▶ [ENTRIES PROVIDED]
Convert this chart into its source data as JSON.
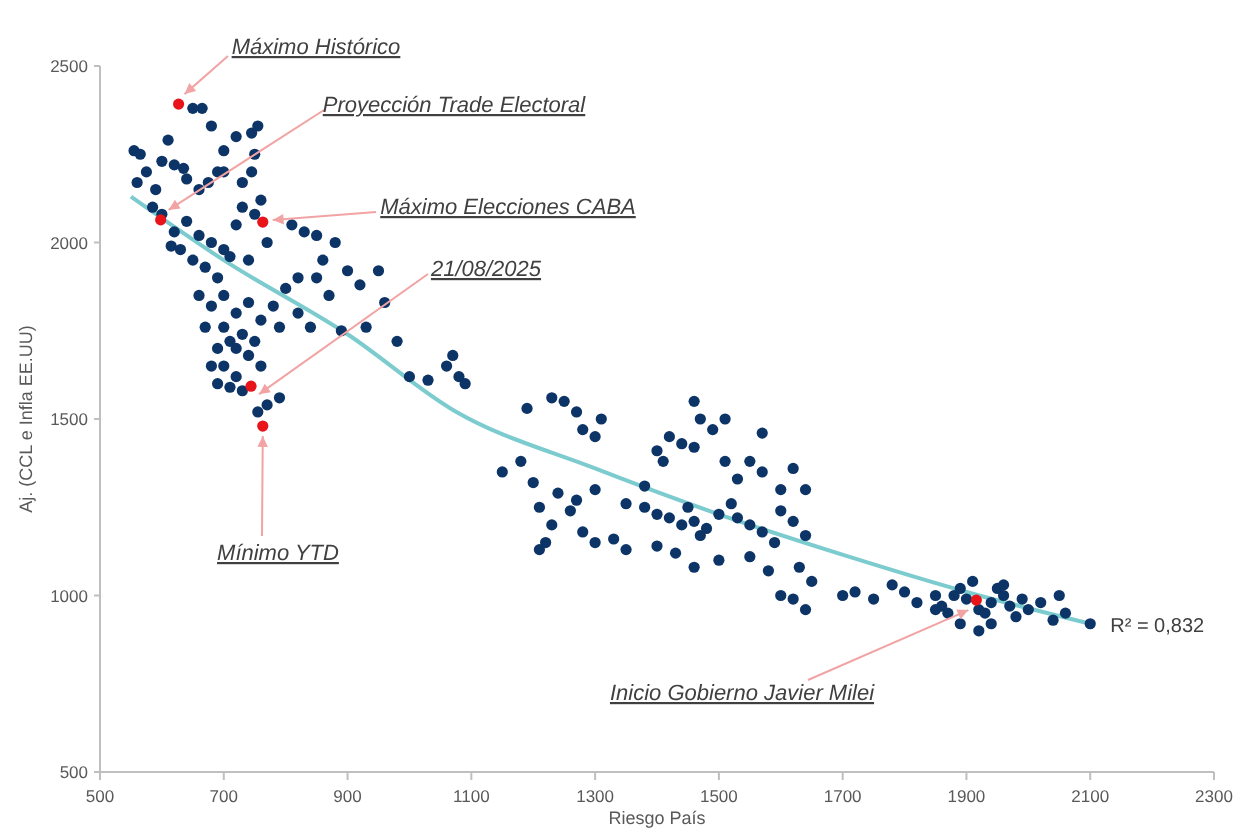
{
  "chart_data": {
    "type": "scatter",
    "xlabel": "Riesgo País",
    "ylabel": "Aj. (CCL e Infla EE.UU)",
    "xlim": [
      500,
      2300
    ],
    "ylim": [
      500,
      2500
    ],
    "xticks": [
      500,
      700,
      900,
      1100,
      1300,
      1500,
      1700,
      1900,
      2100,
      2300
    ],
    "yticks": [
      500,
      1000,
      1500,
      2000,
      2500
    ],
    "grid": false,
    "legend": false,
    "marker": "circle",
    "series": [
      {
        "type": "scatter",
        "color": "#0c3466",
        "x": [
          555,
          565,
          560,
          575,
          590,
          600,
          610,
          620,
          635,
          650,
          665,
          680,
          690,
          700,
          720,
          730,
          745,
          750,
          755,
          640,
          660,
          675,
          700,
          745,
          585,
          600,
          620,
          640,
          660,
          680,
          700,
          720,
          730,
          750,
          760,
          770,
          740,
          710,
          690,
          670,
          650,
          630,
          615,
          660,
          680,
          700,
          720,
          740,
          760,
          670,
          690,
          710,
          730,
          700,
          720,
          740,
          760,
          680,
          690,
          710,
          730,
          700,
          720,
          750,
          770,
          790,
          755,
          780,
          800,
          790,
          820,
          850,
          870,
          860,
          880,
          900,
          920,
          950,
          960,
          850,
          830,
          810,
          980,
          930,
          890,
          840,
          820,
          1000,
          1030,
          1060,
          1070,
          1080,
          1090,
          1150,
          1180,
          1200,
          1210,
          1230,
          1240,
          1260,
          1270,
          1280,
          1300,
          1210,
          1220,
          1300,
          1330,
          1350,
          1190,
          1230,
          1250,
          1270,
          1280,
          1300,
          1310,
          1350,
          1380,
          1400,
          1420,
          1440,
          1450,
          1460,
          1470,
          1480,
          1500,
          1520,
          1530,
          1550,
          1570,
          1590,
          1600,
          1620,
          1640,
          1400,
          1430,
          1460,
          1500,
          1550,
          1580,
          1630,
          1600,
          1620,
          1640,
          1650,
          1400,
          1420,
          1440,
          1460,
          1470,
          1490,
          1510,
          1530,
          1550,
          1570,
          1600,
          1620,
          1640,
          1570,
          1460,
          1510,
          1410,
          1380,
          1700,
          1720,
          1750,
          1780,
          1800,
          1820,
          1850,
          1860,
          1880,
          1890,
          1900,
          1910,
          1920,
          1930,
          1940,
          1950,
          1960,
          1970,
          1980,
          2000,
          2020,
          2040,
          2060,
          2100,
          1890,
          1920,
          1940,
          1870,
          1850,
          1990,
          2050,
          1960
        ],
        "values": [
          2260,
          2250,
          2170,
          2200,
          2150,
          2230,
          2290,
          2220,
          2210,
          2380,
          2380,
          2330,
          2200,
          2260,
          2300,
          2170,
          2310,
          2250,
          2330,
          2180,
          2150,
          2170,
          2200,
          2200,
          2100,
          2080,
          2030,
          2060,
          2020,
          2000,
          1980,
          2050,
          2100,
          2080,
          2120,
          2000,
          1950,
          1960,
          1900,
          1930,
          1950,
          1980,
          1990,
          1850,
          1820,
          1850,
          1800,
          1830,
          1780,
          1760,
          1700,
          1720,
          1740,
          1650,
          1620,
          1680,
          1650,
          1650,
          1600,
          1590,
          1580,
          1760,
          1700,
          1720,
          1540,
          1560,
          1520,
          1820,
          1870,
          1760,
          1900,
          1900,
          1850,
          1950,
          2000,
          1920,
          1880,
          1920,
          1830,
          2020,
          2030,
          2050,
          1720,
          1760,
          1750,
          1760,
          1800,
          1620,
          1610,
          1650,
          1680,
          1620,
          1600,
          1350,
          1380,
          1320,
          1250,
          1200,
          1290,
          1240,
          1270,
          1180,
          1300,
          1130,
          1150,
          1150,
          1160,
          1130,
          1530,
          1560,
          1550,
          1520,
          1470,
          1450,
          1500,
          1260,
          1250,
          1230,
          1220,
          1200,
          1250,
          1210,
          1170,
          1190,
          1230,
          1260,
          1220,
          1200,
          1180,
          1150,
          1240,
          1210,
          1170,
          1140,
          1120,
          1080,
          1100,
          1110,
          1070,
          1080,
          1000,
          990,
          960,
          1040,
          1410,
          1450,
          1430,
          1420,
          1500,
          1470,
          1380,
          1330,
          1380,
          1350,
          1300,
          1360,
          1300,
          1460,
          1550,
          1500,
          1380,
          1310,
          1000,
          1010,
          990,
          1030,
          1010,
          980,
          1000,
          970,
          1000,
          1020,
          990,
          1040,
          960,
          950,
          980,
          1020,
          1000,
          970,
          940,
          960,
          980,
          930,
          950,
          920,
          920,
          900,
          920,
          950,
          960,
          990,
          1000,
          1030
        ]
      },
      {
        "type": "scatter",
        "color": "#e8141a",
        "x": [
          627,
          598,
          763,
          744,
          763,
          1916
        ],
        "values": [
          2392,
          2064,
          2058,
          1593,
          1480,
          987
        ]
      },
      {
        "type": "line",
        "marker": "none",
        "color": "#7ccbcf",
        "x": [
          550,
          700,
          900,
          1071,
          1300,
          1500,
          1706,
          1900,
          2100
        ],
        "values": [
          2130,
          1950,
          1740,
          1525,
          1360,
          1230,
          1112,
          1010,
          920
        ]
      }
    ],
    "annotations": [
      {
        "text": "Máximo Histórico",
        "x": 627,
        "y": 2392
      },
      {
        "text": "Proyección Trade Electoral",
        "x": 598,
        "y": 2064
      },
      {
        "text": "Máximo Elecciones CABA",
        "x": 763,
        "y": 2058
      },
      {
        "text": "21/08/2025",
        "x": 744,
        "y": 1593
      },
      {
        "text": "Mínimo YTD",
        "x": 763,
        "y": 1480
      },
      {
        "text": "Inicio Gobierno Javier Milei",
        "x": 1916,
        "y": 987
      },
      {
        "text": "R² = 0,832",
        "x": 2100,
        "y": 920
      }
    ]
  }
}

▶ [WHAT YOU NEED TO DO] Leaving all pictures aside, quote each record exactly.

▶ [EXERCISE ANSWER]
Convert this chart into its source data as JSON.
{
  "chart_data": {
    "type": "scatter",
    "xlabel": "Riesgo País",
    "ylabel": "Aj. (CCL e Infla EE.UU)",
    "xlim": [
      500,
      2300
    ],
    "ylim": [
      500,
      2500
    ],
    "xticks": [
      500,
      700,
      900,
      1100,
      1300,
      1500,
      1700,
      1900,
      2100,
      2300
    ],
    "yticks": [
      500,
      1000,
      1500,
      2000,
      2500
    ],
    "grid": false,
    "legend": false,
    "marker": "circle",
    "series": [
      {
        "type": "scatter",
        "color": "#0c3466",
        "x": [
          555,
          565,
          560,
          575,
          590,
          600,
          610,
          620,
          635,
          650,
          665,
          680,
          690,
          700,
          720,
          730,
          745,
          750,
          755,
          640,
          660,
          675,
          700,
          745,
          585,
          600,
          620,
          640,
          660,
          680,
          700,
          720,
          730,
          750,
          760,
          770,
          740,
          710,
          690,
          670,
          650,
          630,
          615,
          660,
          680,
          700,
          720,
          740,
          760,
          670,
          690,
          710,
          730,
          700,
          720,
          740,
          760,
          680,
          690,
          710,
          730,
          700,
          720,
          750,
          770,
          790,
          755,
          780,
          800,
          790,
          820,
          850,
          870,
          860,
          880,
          900,
          920,
          950,
          960,
          850,
          830,
          810,
          980,
          930,
          890,
          840,
          820,
          1000,
          1030,
          1060,
          1070,
          1080,
          1090,
          1150,
          1180,
          1200,
          1210,
          1230,
          1240,
          1260,
          1270,
          1280,
          1300,
          1210,
          1220,
          1300,
          1330,
          1350,
          1190,
          1230,
          1250,
          1270,
          1280,
          1300,
          1310,
          1350,
          1380,
          1400,
          1420,
          1440,
          1450,
          1460,
          1470,
          1480,
          1500,
          1520,
          1530,
          1550,
          1570,
          1590,
          1600,
          1620,
          1640,
          1400,
          1430,
          1460,
          1500,
          1550,
          1580,
          1630,
          1600,
          1620,
          1640,
          1650,
          1400,
          1420,
          1440,
          1460,
          1470,
          1490,
          1510,
          1530,
          1550,
          1570,
          1600,
          1620,
          1640,
          1570,
          1460,
          1510,
          1410,
          1380,
          1700,
          1720,
          1750,
          1780,
          1800,
          1820,
          1850,
          1860,
          1880,
          1890,
          1900,
          1910,
          1920,
          1930,
          1940,
          1950,
          1960,
          1970,
          1980,
          2000,
          2020,
          2040,
          2060,
          2100,
          1890,
          1920,
          1940,
          1870,
          1850,
          1990,
          2050,
          1960
        ],
        "values": [
          2260,
          2250,
          2170,
          2200,
          2150,
          2230,
          2290,
          2220,
          2210,
          2380,
          2380,
          2330,
          2200,
          2260,
          2300,
          2170,
          2310,
          2250,
          2330,
          2180,
          2150,
          2170,
          2200,
          2200,
          2100,
          2080,
          2030,
          2060,
          2020,
          2000,
          1980,
          2050,
          2100,
          2080,
          2120,
          2000,
          1950,
          1960,
          1900,
          1930,
          1950,
          1980,
          1990,
          1850,
          1820,
          1850,
          1800,
          1830,
          1780,
          1760,
          1700,
          1720,
          1740,
          1650,
          1620,
          1680,
          1650,
          1650,
          1600,
          1590,
          1580,
          1760,
          1700,
          1720,
          1540,
          1560,
          1520,
          1820,
          1870,
          1760,
          1900,
          1900,
          1850,
          1950,
          2000,
          1920,
          1880,
          1920,
          1830,
          2020,
          2030,
          2050,
          1720,
          1760,
          1750,
          1760,
          1800,
          1620,
          1610,
          1650,
          1680,
          1620,
          1600,
          1350,
          1380,
          1320,
          1250,
          1200,
          1290,
          1240,
          1270,
          1180,
          1300,
          1130,
          1150,
          1150,
          1160,
          1130,
          1530,
          1560,
          1550,
          1520,
          1470,
          1450,
          1500,
          1260,
          1250,
          1230,
          1220,
          1200,
          1250,
          1210,
          1170,
          1190,
          1230,
          1260,
          1220,
          1200,
          1180,
          1150,
          1240,
          1210,
          1170,
          1140,
          1120,
          1080,
          1100,
          1110,
          1070,
          1080,
          1000,
          990,
          960,
          1040,
          1410,
          1450,
          1430,
          1420,
          1500,
          1470,
          1380,
          1330,
          1380,
          1350,
          1300,
          1360,
          1300,
          1460,
          1550,
          1500,
          1380,
          1310,
          1000,
          1010,
          990,
          1030,
          1010,
          980,
          1000,
          970,
          1000,
          1020,
          990,
          1040,
          960,
          950,
          980,
          1020,
          1000,
          970,
          940,
          960,
          980,
          930,
          950,
          920,
          920,
          900,
          920,
          950,
          960,
          990,
          1000,
          1030
        ]
      },
      {
        "type": "scatter",
        "color": "#e8141a",
        "x": [
          627,
          598,
          763,
          744,
          763,
          1916
        ],
        "values": [
          2392,
          2064,
          2058,
          1593,
          1480,
          987
        ]
      },
      {
        "type": "line",
        "marker": "none",
        "color": "#7ccbcf",
        "x": [
          550,
          700,
          900,
          1071,
          1300,
          1500,
          1706,
          1900,
          2100
        ],
        "values": [
          2130,
          1950,
          1740,
          1525,
          1360,
          1230,
          1112,
          1010,
          920
        ]
      }
    ],
    "annotations": [
      {
        "text": "Máximo Histórico",
        "x": 627,
        "y": 2392
      },
      {
        "text": "Proyección Trade Electoral",
        "x": 598,
        "y": 2064
      },
      {
        "text": "Máximo Elecciones CABA",
        "x": 763,
        "y": 2058
      },
      {
        "text": "21/08/2025",
        "x": 744,
        "y": 1593
      },
      {
        "text": "Mínimo YTD",
        "x": 763,
        "y": 1480
      },
      {
        "text": "Inicio Gobierno Javier Milei",
        "x": 1916,
        "y": 987
      },
      {
        "text": "R² = 0,832",
        "x": 2100,
        "y": 920
      }
    ]
  }
}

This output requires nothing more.